==== Source data

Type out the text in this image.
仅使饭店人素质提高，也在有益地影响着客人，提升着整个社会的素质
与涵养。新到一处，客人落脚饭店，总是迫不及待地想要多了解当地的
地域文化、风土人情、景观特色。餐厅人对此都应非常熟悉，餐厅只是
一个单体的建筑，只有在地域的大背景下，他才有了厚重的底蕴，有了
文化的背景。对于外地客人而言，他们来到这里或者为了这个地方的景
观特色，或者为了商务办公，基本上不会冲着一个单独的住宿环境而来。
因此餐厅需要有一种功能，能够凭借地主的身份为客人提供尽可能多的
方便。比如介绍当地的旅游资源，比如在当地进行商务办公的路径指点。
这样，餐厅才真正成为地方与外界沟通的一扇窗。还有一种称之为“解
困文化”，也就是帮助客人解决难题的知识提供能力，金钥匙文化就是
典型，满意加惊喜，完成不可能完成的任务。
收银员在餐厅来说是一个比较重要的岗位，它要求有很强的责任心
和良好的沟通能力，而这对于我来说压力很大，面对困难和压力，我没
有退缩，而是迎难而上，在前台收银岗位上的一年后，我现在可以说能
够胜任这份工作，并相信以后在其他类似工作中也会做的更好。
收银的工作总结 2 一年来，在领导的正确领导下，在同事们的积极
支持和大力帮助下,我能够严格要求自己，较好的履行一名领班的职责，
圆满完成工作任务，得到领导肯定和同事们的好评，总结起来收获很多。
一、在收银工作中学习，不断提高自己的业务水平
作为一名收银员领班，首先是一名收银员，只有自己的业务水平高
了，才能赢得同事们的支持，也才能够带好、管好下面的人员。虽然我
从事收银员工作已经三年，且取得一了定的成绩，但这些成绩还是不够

========

What to work on
Return all of the entries exactly as they were supplied.

The solution
Type out the text in this image.
仅使饭店人素质提高，也在有益地影响着客人，提升着整个社会的素质
与涵养。新到一处，客人落脚饭店，总是迫不及待地想要多了解当地的
地域文化、风土人情、景观特色。餐厅人对此都应非常熟悉，餐厅只是
一个单体的建筑，只有在地域的大背景下，他才有了厚重的底蕴，有了
文化的背景。对于外地客人而言，他们来到这里或者为了这个地方的景
观特色，或者为了商务办公，基本上不会冲着一个单独的住宿环境而来。
因此餐厅需要有一种功能，能够凭借地主的身份为客人提供尽可能多的
方便。比如介绍当地的旅游资源，比如在当地进行商务办公的路径指点。
这样，餐厅才真正成为地方与外界沟通的一扇窗。还有一种称之为“解
困文化”，也就是帮助客人解决难题的知识提供能力，金钥匙文化就是
典型，满意加惊喜，完成不可能完成的任务。
收银员在餐厅来说是一个比较重要的岗位，它要求有很强的责任心
和良好的沟通能力，而这对于我来说压力很大，面对困难和压力，我没
有退缩，而是迎难而上，在前台收银岗位上的一年后，我现在可以说能
够胜任这份工作，并相信以后在其他类似工作中也会做的更好。
收银的工作总结 2 一年来，在领导的正确领导下，在同事们的积极
支持和大力帮助下,我能够严格要求自己，较好的履行一名领班的职责，
圆满完成工作任务，得到领导肯定和同事们的好评，总结起来收获很多。
一、在收银工作中学习，不断提高自己的业务水平
作为一名收银员领班，首先是一名收银员，只有自己的业务水平高
了，才能赢得同事们的支持，也才能够带好、管好下面的人员。虽然我
从事收银员工作已经三年，且取得一了定的成绩，但这些成绩还是不够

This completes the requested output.